(Written instruction):
Set down each entry exactly as given; pictures should not appear in the copy.

(Record extracts):
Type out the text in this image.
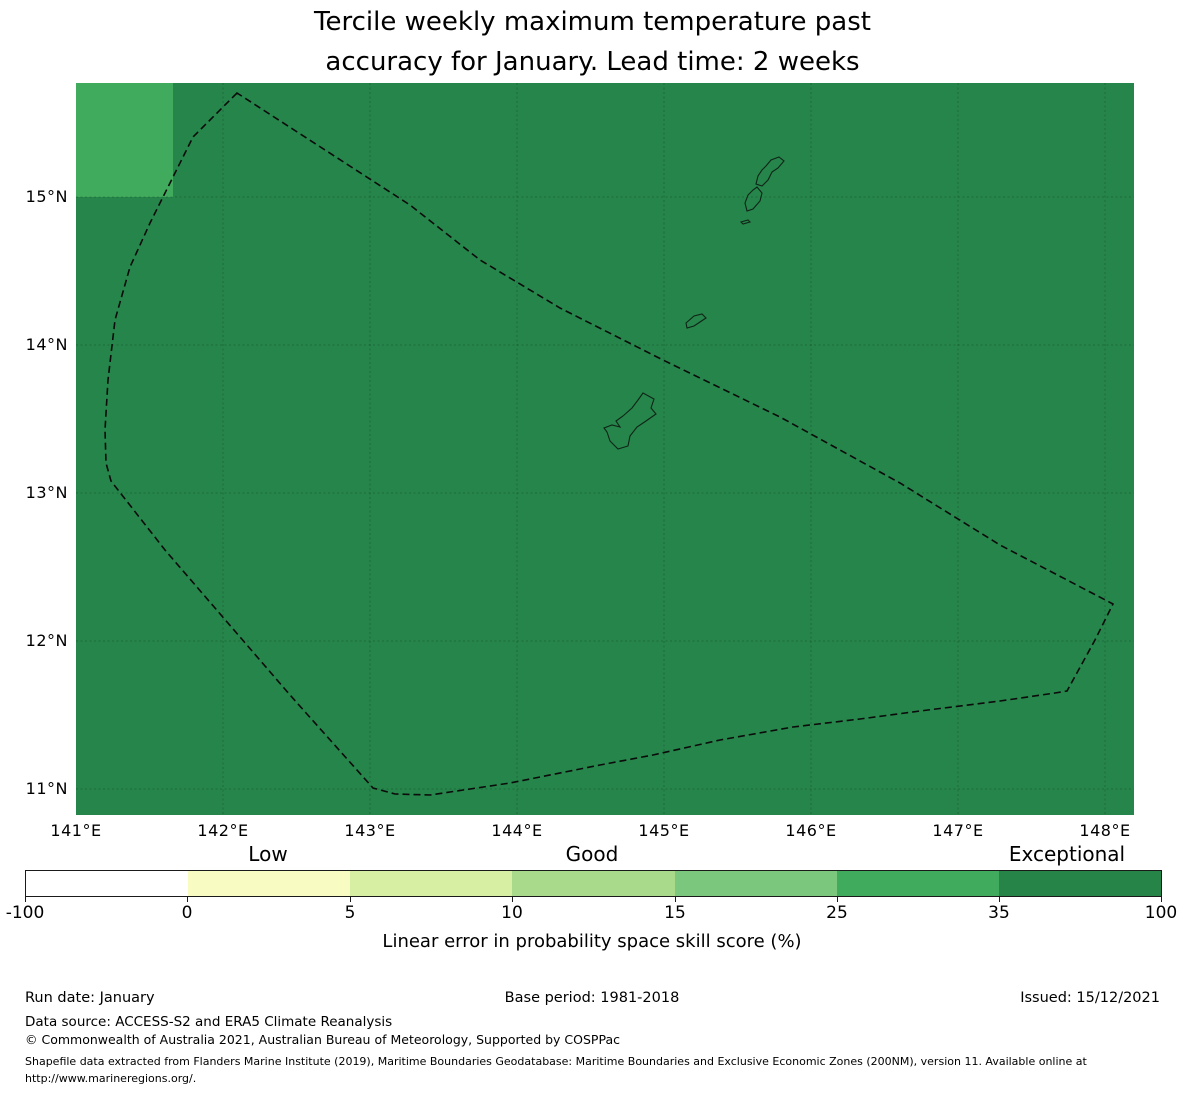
Tercile weekly maximum temperature past
accuracy for January. Lead time: 2 weeks
15°N
14°N
13°N
12°N
11°N
141°E	142°E	143°E	144°E	145°E	146°E	147°E	148°E
Low	Good	Exceptional
-100	0	5	10	15	25	35	100
Linear error in probability space skill score (%)
Run date: January	Base period: 1981-2018	Issued: 15/12/2021
Data source: ACCESS-S2 and ERA5 Climate Reanalysis
© Commonwealth of Australia 2021, Australian Bureau of Meteorology, Supported by COSPPac
Shapefile data extracted from Flanders Marine Institute (2019), Maritime Boundaries Geodatabase: Maritime Boundaries and Exclusive Economic Zones (200NM), version 11. Available online at http://www.marineregions.org/.
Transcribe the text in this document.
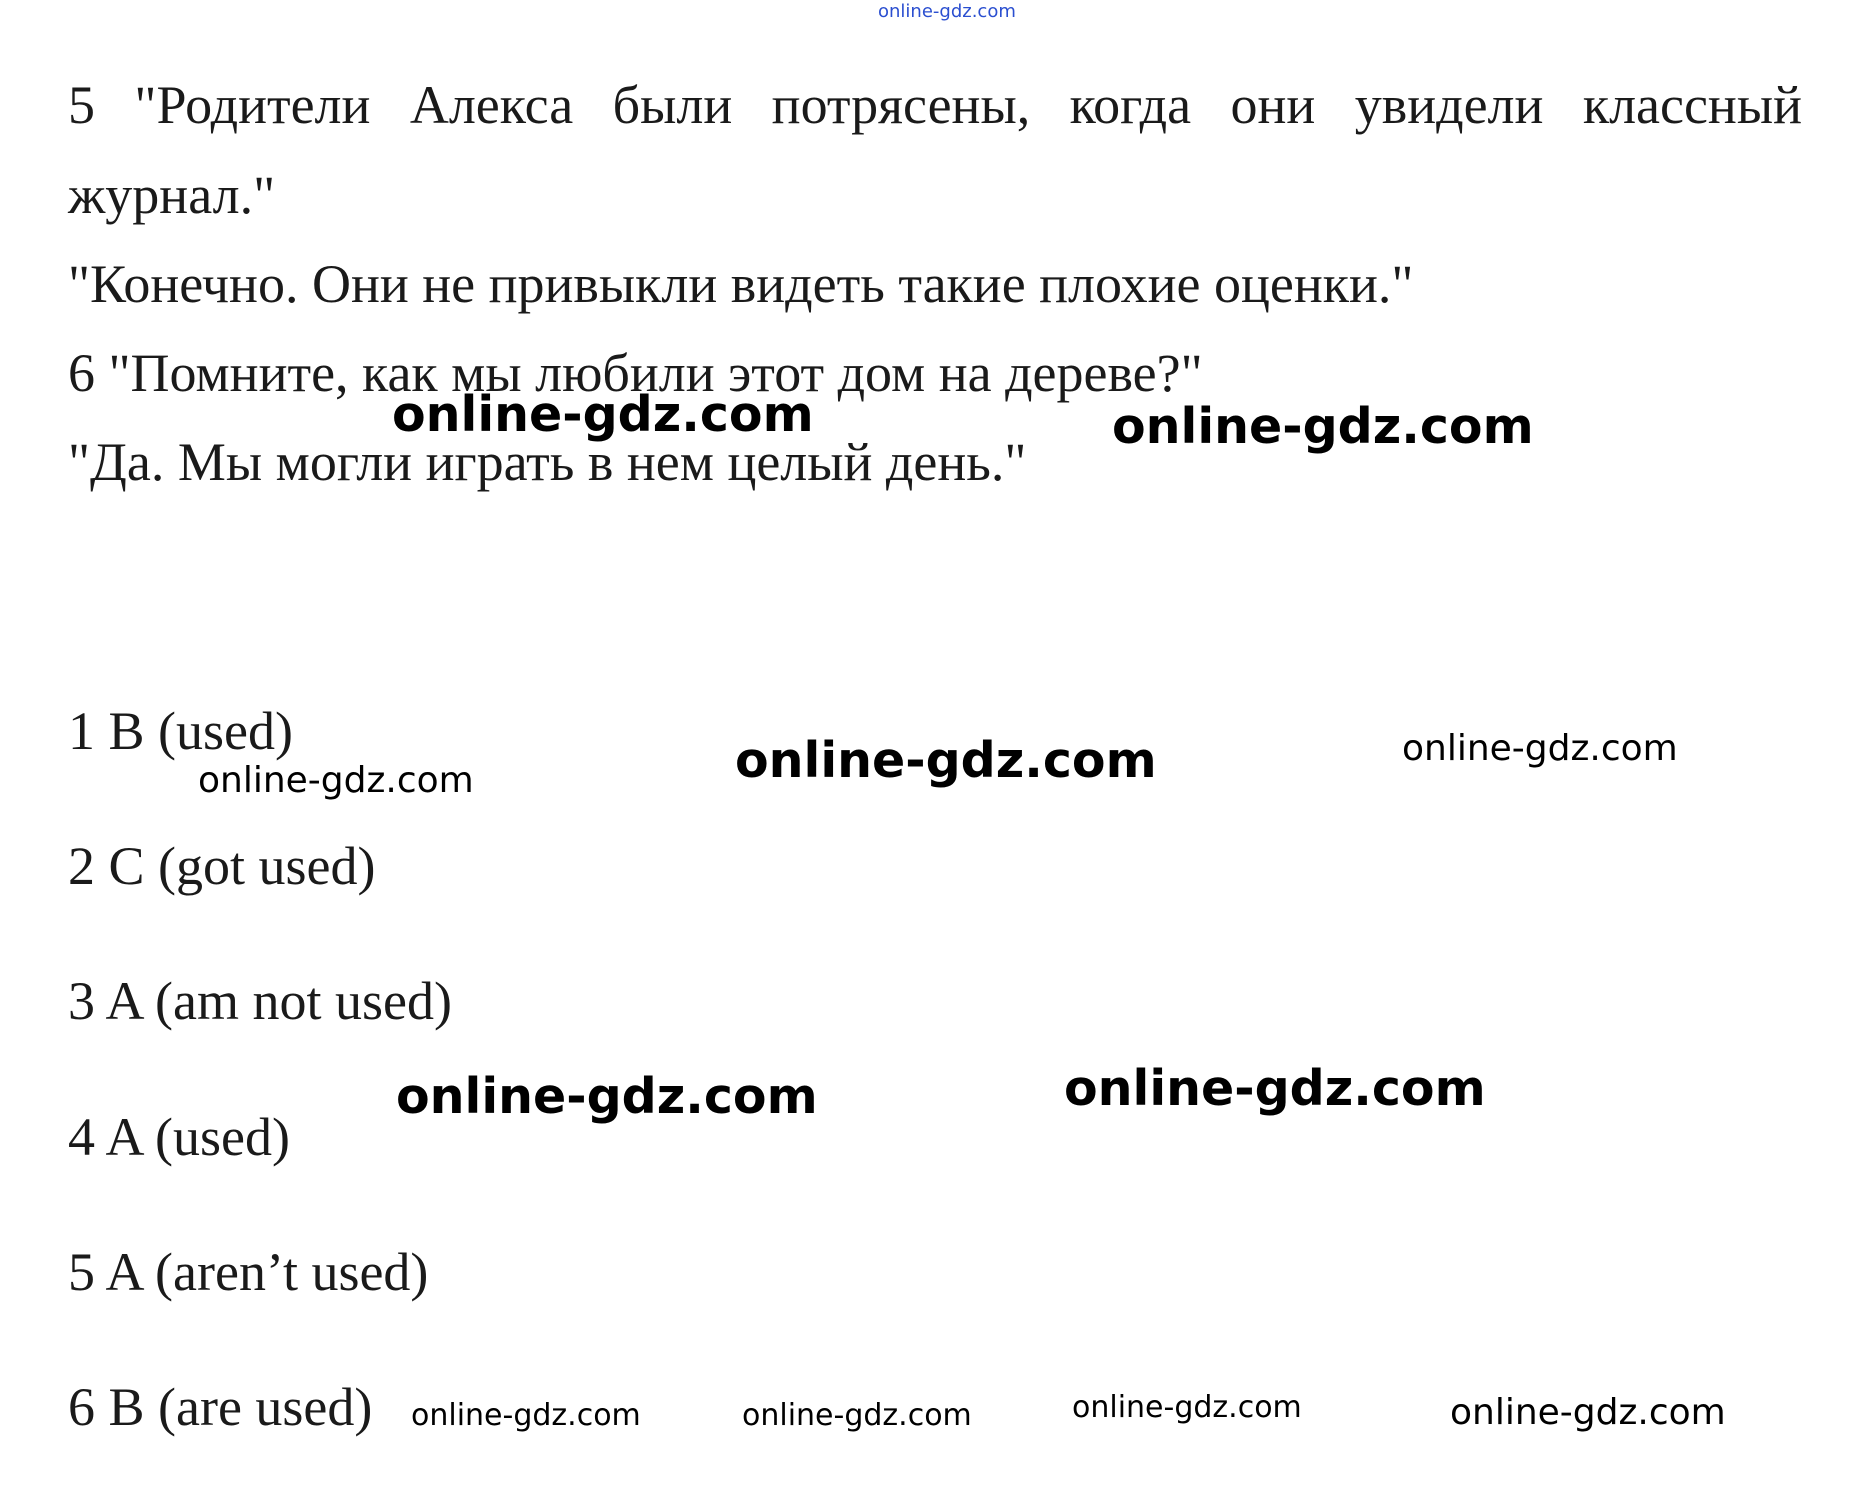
online-gdz.com
5 "Родители Алекса были потрясены, когда они увидели классный
журнал."
"Конечно. Они не привыкли видеть такие плохие оценки."
6 "Помните, как мы любили этот дом на дереве?"
"Да. Мы могли играть в нем целый день."
1 B (used)
2 C (got used)
3 A (am not used)
4 A (used)
5 A (aren’t used)
6 B (are used)
online-gdz.com	online-gdz.com
online-gdz.com	online-gdz.com
online-gdz.com
online-gdz.com	online-gdz.com
online-gdz.com	online-gdz.com	online-gdz.com	online-gdz.com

(Worked solution):
Type out the text in this image.
Tercile weekly maximum temperature past
accuracy for January. Lead time: 2 weeks
15°N
14°N
13°N
12°N
11°N
141°E	142°E	143°E	144°E	145°E	146°E	147°E	148°E
Low	Good	Exceptional
-100	0	5	10	15	25	35	100
Linear error in probability space skill score (%)
Run date: January	Base period: 1981-2018	Issued: 15/12/2021
Data source: ACCESS-S2 and ERA5 Climate Reanalysis
© Commonwealth of Australia 2021, Australian Bureau of Meteorology, Supported by COSPPac
Shapefile data extracted from Flanders Marine Institute (2019), Maritime Boundaries Geodatabase: Maritime Boundaries and Exclusive Economic Zones (200NM), version 11. Available online at http://www.marineregions.org/.
Transcribe the text in this document.
online-gdz.com
5 "Родители Алекса были потрясены, когда они увидели классный
журнал."
"Конечно. Они не привыкли видеть такие плохие оценки."
6 "Помните, как мы любили этот дом на дереве?"
"Да. Мы могли играть в нем целый день."
1 B (used)
2 C (got used)
3 A (am not used)
4 A (used)
5 A (aren’t used)
6 B (are used)
online-gdz.com	online-gdz.com
online-gdz.com	online-gdz.com
online-gdz.com
online-gdz.com	online-gdz.com
online-gdz.com	online-gdz.com	online-gdz.com	online-gdz.com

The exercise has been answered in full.